[Records from a collection]
:::::
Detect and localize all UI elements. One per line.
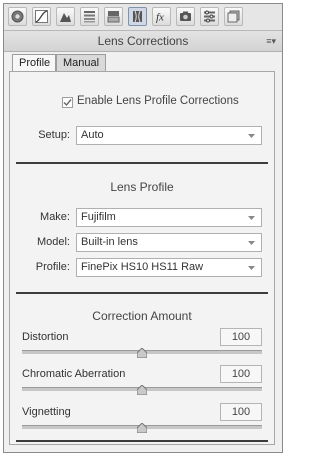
- chromatic-aberration-label: Chromatic Aberration: [22, 368, 126, 380]
- lens-corrections-icon[interactable]: [128, 7, 147, 26]
- enable-profile-label: Enable Lens Profile Corrections: [77, 95, 239, 107]
- chevron-down-icon: [246, 259, 256, 276]
- section-divider: [16, 292, 268, 294]
- basic-aperture-icon[interactable]: [8, 7, 27, 26]
- detail-icon[interactable]: [56, 7, 75, 26]
- presets-icon[interactable]: [200, 7, 219, 26]
- tone-curve-icon[interactable]: [32, 7, 51, 26]
- panel-menu-icon[interactable]: ≡▾: [266, 36, 276, 46]
- vignetting-slider-thumb[interactable]: [137, 423, 147, 433]
- profile-tab-content: Enable Lens Profile Corrections Setup: A…: [9, 71, 275, 445]
- make-value: Fujifilm: [81, 211, 116, 223]
- split-toning-icon[interactable]: [104, 7, 123, 26]
- setup-dropdown[interactable]: Auto: [76, 126, 262, 145]
- model-dropdown[interactable]: Built-in lens: [76, 233, 262, 252]
- checkmark-icon: [63, 99, 72, 107]
- panel-title: Lens Corrections: [97, 34, 189, 48]
- hsl-icon[interactable]: [80, 7, 99, 26]
- distortion-value[interactable]: 100: [220, 328, 262, 346]
- distortion-label: Distortion: [22, 331, 69, 343]
- chevron-down-icon: [246, 209, 256, 226]
- lens-profile-heading: Lens Profile: [110, 180, 174, 194]
- tab-manual[interactable]: Manual: [56, 54, 106, 71]
- distortion-slider-thumb[interactable]: [137, 348, 147, 358]
- camera-calibration-icon[interactable]: [176, 7, 195, 26]
- vignetting-value[interactable]: 100: [220, 403, 262, 421]
- profile-value: FinePix HS10 HS11 Raw: [81, 261, 204, 273]
- profile-dropdown[interactable]: FinePix HS10 HS11 Raw: [76, 258, 262, 277]
- model-value: Built-in lens: [81, 236, 138, 248]
- svg-text:fx: fx: [156, 12, 164, 24]
- make-label: Make:: [40, 211, 70, 223]
- chevron-down-icon: [246, 127, 256, 144]
- panel-header: Lens Corrections ≡▾: [4, 31, 282, 52]
- chevron-down-icon: [246, 234, 256, 251]
- effects-fx-icon[interactable]: fx: [152, 7, 171, 26]
- setup-label: Setup:: [38, 129, 70, 141]
- snapshots-icon[interactable]: [224, 7, 243, 26]
- chromatic-aberration-value[interactable]: 100: [220, 365, 262, 383]
- enable-profile-checkbox[interactable]: [62, 97, 73, 108]
- lens-corrections-panel: fx Lens Corrections ≡▾ Profile Manual En…: [3, 3, 283, 453]
- panel-toolbar: fx: [4, 4, 282, 31]
- make-dropdown[interactable]: Fujifilm: [76, 208, 262, 227]
- setup-value: Auto: [81, 129, 104, 141]
- profile-label: Profile:: [35, 261, 70, 273]
- vignetting-label: Vignetting: [22, 406, 71, 418]
- correction-amount-heading: Correction Amount: [92, 309, 192, 323]
- section-divider: [16, 440, 268, 442]
- section-divider: [16, 162, 268, 164]
- model-label: Model:: [36, 236, 70, 248]
- chromatic-aberration-slider-thumb[interactable]: [137, 385, 147, 395]
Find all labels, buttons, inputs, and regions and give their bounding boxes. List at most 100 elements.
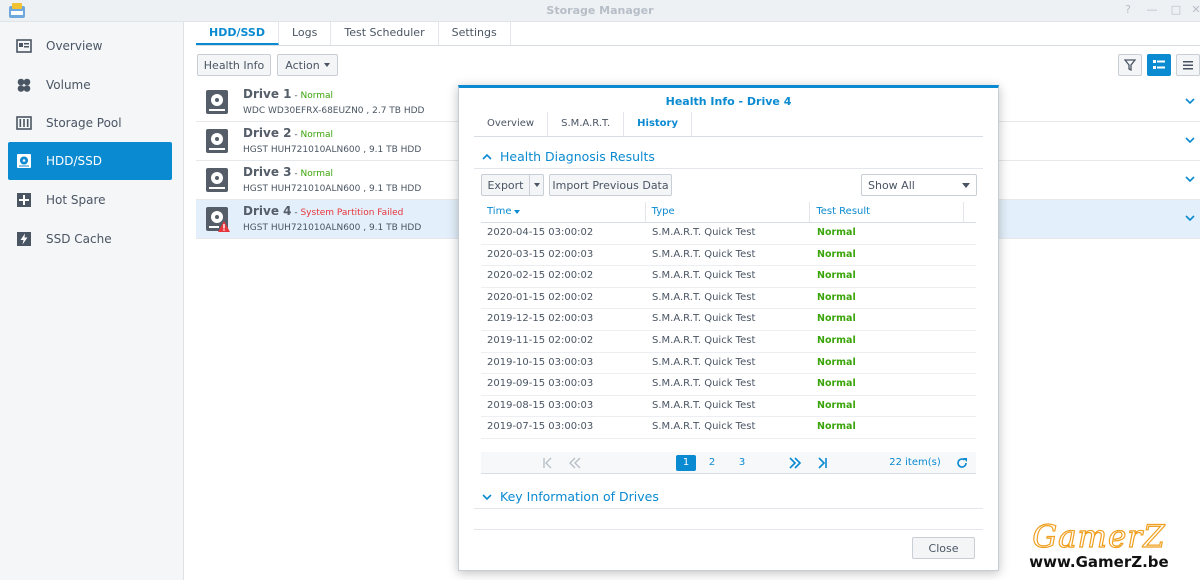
detail-list-icon xyxy=(1153,60,1165,69)
maximize-icon[interactable]: □ xyxy=(1168,3,1184,17)
cell-time: 2019-07-15 03:00:03 xyxy=(487,421,594,433)
cell-result: Normal xyxy=(817,334,856,346)
table-row[interactable]: 2020-01-15 02:00:02 S.M.A.R.T. Quick Test… xyxy=(481,288,976,310)
col-result-header[interactable]: Test Result xyxy=(810,202,964,222)
ssd-cache-icon xyxy=(17,232,31,246)
first-page-icon[interactable] xyxy=(541,455,555,471)
cell-time: 2019-09-15 03:00:03 xyxy=(487,378,594,390)
page-1-button[interactable]: 1 xyxy=(676,455,696,471)
watermark-logo: GamerZ xyxy=(1032,519,1166,555)
tab-history[interactable]: History xyxy=(624,112,693,136)
refresh-icon[interactable] xyxy=(955,455,969,471)
cell-result: Normal xyxy=(817,399,856,411)
health-diagnosis-section-toggle[interactable]: Health Diagnosis Results xyxy=(474,145,983,169)
sidebar-item-overview[interactable]: Overview xyxy=(8,27,172,65)
filter-button[interactable] xyxy=(1118,54,1142,76)
table-header: Time Type Test Result xyxy=(481,202,976,223)
previous-page-icon[interactable] xyxy=(567,455,583,471)
sidebar-item-label: Overview xyxy=(46,39,103,53)
sidebar-item-hot-spare[interactable]: Hot Spare xyxy=(8,181,172,219)
drive-name: Drive 1 xyxy=(243,87,292,101)
close-window-icon[interactable]: ✕ xyxy=(1188,3,1200,17)
cell-result: Normal xyxy=(817,356,856,368)
import-previous-data-button[interactable]: Import Previous Data xyxy=(549,174,672,196)
hard-drive-icon xyxy=(206,129,228,153)
close-button[interactable]: Close xyxy=(912,537,975,559)
drive-name: Drive 4 xyxy=(243,204,292,218)
next-page-icon[interactable] xyxy=(787,455,803,471)
list-icon xyxy=(1183,61,1193,70)
action-label: Action xyxy=(285,58,320,72)
cell-time: 2020-01-15 02:00:02 xyxy=(487,291,594,303)
drive-status: Normal xyxy=(300,130,334,140)
chevron-down-icon[interactable] xyxy=(1184,134,1196,146)
tab-test-scheduler[interactable]: Test Scheduler xyxy=(331,22,439,45)
tab-smart[interactable]: S.M.A.R.T. xyxy=(548,112,625,136)
chevron-down-icon[interactable] xyxy=(1184,212,1196,224)
detail-view-button[interactable] xyxy=(1147,54,1171,76)
chevron-down-icon[interactable] xyxy=(1184,95,1196,107)
sidebar-item-storage-pool[interactable]: Storage Pool xyxy=(8,104,172,142)
table-row[interactable]: 2019-09-15 03:00:03 S.M.A.R.T. Quick Test… xyxy=(481,374,976,396)
page-3-button[interactable]: 3 xyxy=(736,455,748,471)
table-row[interactable]: 2020-04-15 03:00:02 S.M.A.R.T. Quick Test… xyxy=(481,223,976,245)
history-table: Time Type Test Result 2020-04-15 03:00:0… xyxy=(481,202,976,439)
pagination: 1 2 3 22 item(s) xyxy=(481,452,976,474)
sidebar-item-label: SSD Cache xyxy=(46,232,112,246)
cell-result: Normal xyxy=(817,421,856,433)
cell-time: 2020-02-15 02:00:02 xyxy=(487,270,594,282)
drive-status: Normal xyxy=(300,169,334,179)
table-row[interactable]: 2019-12-15 02:00:03 S.M.A.R.T. Quick Test… xyxy=(481,309,976,331)
table-row[interactable]: 2020-02-15 02:00:02 S.M.A.R.T. Quick Test… xyxy=(481,266,976,288)
drive-status: Normal xyxy=(300,91,334,101)
page-2-button[interactable]: 2 xyxy=(706,455,718,471)
col-spacer xyxy=(964,202,976,222)
chevron-down-icon[interactable] xyxy=(1184,173,1196,185)
table-row[interactable]: 2019-11-15 02:00:02 S.M.A.R.T. Quick Test… xyxy=(481,331,976,353)
tab-settings[interactable]: Settings xyxy=(439,22,511,45)
col-type-header[interactable]: Type xyxy=(646,202,811,222)
last-page-icon[interactable] xyxy=(815,455,829,471)
cell-type: S.M.A.R.T. Quick Test xyxy=(652,227,756,238)
cell-time: 2020-04-15 03:00:02 xyxy=(487,227,594,238)
tab-logs[interactable]: Logs xyxy=(279,22,332,45)
export-menu-arrow[interactable] xyxy=(529,175,543,195)
drive-model: HGST HUH721010ALN600 , 9.1 TB HDD xyxy=(243,223,422,233)
cell-type: S.M.A.R.T. Quick Test xyxy=(652,313,756,325)
sidebar-item-ssd-cache[interactable]: SSD Cache xyxy=(8,220,172,258)
table-row[interactable]: 2019-08-15 03:00:03 S.M.A.R.T. Quick Test… xyxy=(481,396,976,418)
cell-result: Normal xyxy=(817,227,856,238)
sidebar-item-volume[interactable]: Volume xyxy=(8,66,172,104)
filter-select[interactable]: Show All xyxy=(861,174,977,196)
close-label: Close xyxy=(928,541,959,555)
cell-result: Normal xyxy=(817,270,856,282)
tab-hdd-ssd[interactable]: HDD/SSD xyxy=(196,22,279,45)
cell-result: Normal xyxy=(817,248,856,260)
title-bar: Storage Manager ? — □ ✕ xyxy=(0,0,1200,22)
list-view-button[interactable] xyxy=(1176,54,1200,76)
overview-icon xyxy=(16,39,32,53)
cell-result: Normal xyxy=(817,291,856,303)
drive-model: HGST HUH721010ALN600 , 9.1 TB HDD xyxy=(243,184,422,194)
key-information-section-toggle[interactable]: Key Information of Drives xyxy=(474,485,983,509)
minimize-icon[interactable]: — xyxy=(1144,3,1160,17)
sidebar-item-hdd-ssd[interactable]: HDD/SSD xyxy=(8,142,172,180)
health-info-button[interactable]: Health Info xyxy=(197,54,271,76)
table-row[interactable]: 2019-10-15 03:00:03 S.M.A.R.T. Quick Test… xyxy=(481,353,976,375)
sidebar-item-label: Storage Pool xyxy=(46,116,122,130)
table-row[interactable]: 2020-03-15 02:00:03 S.M.A.R.T. Quick Test… xyxy=(481,245,976,267)
export-button[interactable]: Export xyxy=(481,174,544,196)
table-row[interactable]: 2019-07-15 03:00:03 S.M.A.R.T. Quick Test… xyxy=(481,417,976,439)
hdd-icon xyxy=(17,154,31,168)
cell-type: S.M.A.R.T. Quick Test xyxy=(652,291,756,303)
cell-time: 2019-08-15 03:00:03 xyxy=(487,399,594,411)
col-time-header[interactable]: Time xyxy=(481,202,646,222)
caret-down-icon xyxy=(323,63,330,67)
drive-name: Drive 3 xyxy=(243,165,292,179)
help-icon[interactable]: ? xyxy=(1120,3,1136,17)
col-time-label: Time xyxy=(487,206,512,217)
item-count: 22 item(s) xyxy=(889,457,941,468)
action-button[interactable]: Action xyxy=(277,54,338,76)
storage-pool-icon xyxy=(16,116,32,130)
tab-overview[interactable]: Overview xyxy=(474,112,549,136)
:::::
What is being asked:
In the stretch from the line containing "detail-list-icon xyxy=(1153,60,1165,69)" through the line containing "table-header: Time Type", change "Normal" to "Warning" and give those lines again with all else unchanged.

The reply:
detail-list-icon xyxy=(1153,60,1165,69)
maximize-icon[interactable]: □ xyxy=(1168,3,1184,17)
cell-time: 2019-07-15 03:00:03 xyxy=(487,421,594,433)
cell-result: Warning xyxy=(817,334,856,346)
table-row[interactable]: 2020-01-15 02:00:02 S.M.A.R.T. Quick Test… xyxy=(481,288,976,310)
col-result-header[interactable]: Test Result xyxy=(810,202,964,222)
ssd-cache-icon xyxy=(17,232,31,246)
first-page-icon[interactable] xyxy=(541,455,555,471)
cell-time: 2019-09-15 03:00:03 xyxy=(487,378,594,390)
page-1-button[interactable]: 1 xyxy=(676,455,696,471)
watermark-logo: GamerZ xyxy=(1032,519,1166,555)
tab-history[interactable]: History xyxy=(624,112,693,136)
refresh-icon[interactable] xyxy=(955,455,969,471)
cell-result: Warning xyxy=(817,399,856,411)
health-diagnosis-section-toggle[interactable]: Health Diagnosis Results xyxy=(474,145,983,169)
sidebar-item-overview[interactable]: Overview xyxy=(8,27,172,65)
filter-button[interactable] xyxy=(1118,54,1142,76)
table-header: Time Type Test Result xyxy=(481,202,976,223)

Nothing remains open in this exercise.